_Extrait choisi_
Oui, on avait contacté en amont notre assurance – que je ne peux nommer – pour expliquer le test qu’on allait faire. Elle nous a répondu qu’il n’y avait pas de problème, mais qu’il fallait une assurance spéciale. Normalement, il y avait un surplus à payer, mais elle a accepté de nous la proposer sans coûts supplémentaires.
Ce qui est plutôt un signe de soutien…
C’est vrai. D’ailleurs, au départ, elle nous a beaucoup soutenus, en prenant beaucoup de risques pour assurer un prototype. Dès qu’on a fini le test, en 2018, on a annoncé le sinistre. Un expert est venu sur place, mais on n’a pas eu de nouvelles durant trois mois.
Qu’avez-vous fait après l’incident ?
De notre côté, on a cherché à comprendre ce qu’il s’était passé. On avait six mois pour trouver une solution, car si on voulait recommencer les vols d’essai l’été suivant, il fallait relancer la production des nouvelles ailes fin décembre 2018.

_Consigne_
Recopiez l'extrait choisi depuis « Ce qui est plutôt » jusqu'à « durant trois mois. » inclus, en substituant « appareil » à « prototype ».

_Extraits de données_

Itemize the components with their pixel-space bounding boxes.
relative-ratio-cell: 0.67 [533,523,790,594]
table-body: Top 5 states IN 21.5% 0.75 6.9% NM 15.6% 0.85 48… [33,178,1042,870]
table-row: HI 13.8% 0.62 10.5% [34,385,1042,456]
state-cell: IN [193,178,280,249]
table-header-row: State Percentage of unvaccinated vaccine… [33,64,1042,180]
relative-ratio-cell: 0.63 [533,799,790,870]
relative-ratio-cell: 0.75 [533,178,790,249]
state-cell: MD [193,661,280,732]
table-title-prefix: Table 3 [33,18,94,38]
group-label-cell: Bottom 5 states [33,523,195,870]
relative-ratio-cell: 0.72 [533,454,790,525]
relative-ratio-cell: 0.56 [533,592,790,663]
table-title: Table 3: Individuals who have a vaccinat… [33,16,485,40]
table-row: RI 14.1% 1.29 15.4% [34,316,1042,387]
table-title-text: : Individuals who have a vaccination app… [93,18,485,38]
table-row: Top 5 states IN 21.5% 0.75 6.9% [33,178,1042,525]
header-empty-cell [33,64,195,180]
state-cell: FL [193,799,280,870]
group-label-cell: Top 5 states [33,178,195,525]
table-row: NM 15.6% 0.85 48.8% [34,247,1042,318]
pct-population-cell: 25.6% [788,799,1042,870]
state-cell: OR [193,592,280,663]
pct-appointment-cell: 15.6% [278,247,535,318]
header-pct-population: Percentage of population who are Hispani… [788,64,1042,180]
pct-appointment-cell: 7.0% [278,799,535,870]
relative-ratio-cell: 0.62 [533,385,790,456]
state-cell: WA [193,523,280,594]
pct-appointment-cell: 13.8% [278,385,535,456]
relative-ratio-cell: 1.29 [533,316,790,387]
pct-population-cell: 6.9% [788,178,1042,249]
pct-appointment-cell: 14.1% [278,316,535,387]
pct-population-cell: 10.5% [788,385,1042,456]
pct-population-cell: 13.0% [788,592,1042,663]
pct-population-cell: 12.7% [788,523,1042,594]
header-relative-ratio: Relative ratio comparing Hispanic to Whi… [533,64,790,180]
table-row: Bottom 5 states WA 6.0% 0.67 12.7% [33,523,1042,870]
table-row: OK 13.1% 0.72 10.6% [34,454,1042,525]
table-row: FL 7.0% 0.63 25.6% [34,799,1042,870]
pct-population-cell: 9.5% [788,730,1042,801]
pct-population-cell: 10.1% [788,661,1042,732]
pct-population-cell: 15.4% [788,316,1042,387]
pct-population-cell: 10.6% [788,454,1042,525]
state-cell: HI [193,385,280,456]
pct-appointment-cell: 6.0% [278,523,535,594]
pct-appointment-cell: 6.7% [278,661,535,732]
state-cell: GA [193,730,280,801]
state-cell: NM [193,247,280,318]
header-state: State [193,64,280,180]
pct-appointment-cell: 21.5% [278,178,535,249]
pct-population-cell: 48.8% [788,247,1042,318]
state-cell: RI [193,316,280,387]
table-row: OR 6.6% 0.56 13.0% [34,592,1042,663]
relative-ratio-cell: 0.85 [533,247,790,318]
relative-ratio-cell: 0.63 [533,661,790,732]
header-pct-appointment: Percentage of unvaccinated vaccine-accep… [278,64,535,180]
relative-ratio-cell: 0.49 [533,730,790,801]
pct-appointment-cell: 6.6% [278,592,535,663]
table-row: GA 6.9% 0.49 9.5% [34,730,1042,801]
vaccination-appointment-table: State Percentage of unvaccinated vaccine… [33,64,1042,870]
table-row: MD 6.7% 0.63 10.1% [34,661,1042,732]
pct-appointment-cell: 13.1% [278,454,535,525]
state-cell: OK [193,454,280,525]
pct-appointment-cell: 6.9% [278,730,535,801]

_Corrigé_
Ce qui est plutôt un signe de soutien…
C’est vrai. D’ailleurs, au départ, elle nous a beaucoup soutenus, en prenant beaucoup de risques pour assurer un appareil. Dès qu’on a fini le test, en 2018, on a annoncé le sinistre. Un expert est venu sur place, mais on n’a pas eu de nouvelles durant trois mois.